SHORT PROBLEM:
State how many lines in the listing below include the word "platform", and add nothing besides the number.

DATA IN THIS EXERCISE:

- - - - - - -

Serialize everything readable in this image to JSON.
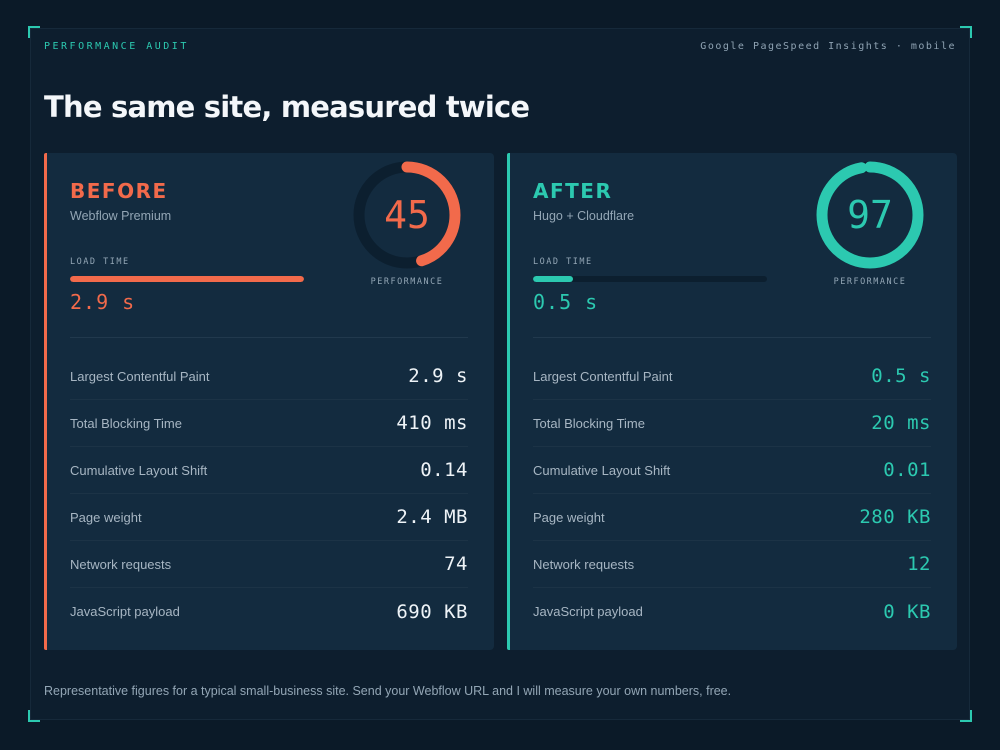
{
  "header": {
    "eyebrow": "PERFORMANCE AUDIT",
    "source": "Google PageSpeed Insights · mobile",
    "title": "The same site, measured twice"
  },
  "colors": {
    "before_accent": "#f26a4b",
    "after_accent": "#2cc9b0",
    "background": "#0b1a28",
    "card": "#132b3f"
  },
  "before": {
    "label": "BEFORE",
    "platform": "Webflow Premium",
    "load_label": "LOAD TIME",
    "load_value": "2.9 s",
    "load_fraction": 1.0,
    "score": "45",
    "score_value": 45,
    "score_caption": "PERFORMANCE",
    "metrics": [
      {
        "name": "Largest Contentful Paint",
        "value": "2.9 s"
      },
      {
        "name": "Total Blocking Time",
        "value": "410 ms"
      },
      {
        "name": "Cumulative Layout Shift",
        "value": "0.14"
      },
      {
        "name": "Page weight",
        "value": "2.4 MB"
      },
      {
        "name": "Network requests",
        "value": "74"
      },
      {
        "name": "JavaScript payload",
        "value": "690 KB"
      }
    ]
  },
  "after": {
    "label": "AFTER",
    "platform": "Hugo + Cloudflare",
    "load_label": "LOAD TIME",
    "load_value": "0.5 s",
    "load_fraction": 0.17,
    "score": "97",
    "score_value": 97,
    "score_caption": "PERFORMANCE",
    "metrics": [
      {
        "name": "Largest Contentful Paint",
        "value": "0.5 s"
      },
      {
        "name": "Total Blocking Time",
        "value": "20 ms"
      },
      {
        "name": "Cumulative Layout Shift",
        "value": "0.01"
      },
      {
        "name": "Page weight",
        "value": "280 KB"
      },
      {
        "name": "Network requests",
        "value": "12"
      },
      {
        "name": "JavaScript payload",
        "value": "0 KB"
      }
    ]
  },
  "footnote": "Representative figures for a typical small-business site. Send your Webflow URL and I will measure your own numbers, free."
}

- - - - - - -

SOLUTION TO THIS PROBLEM:
2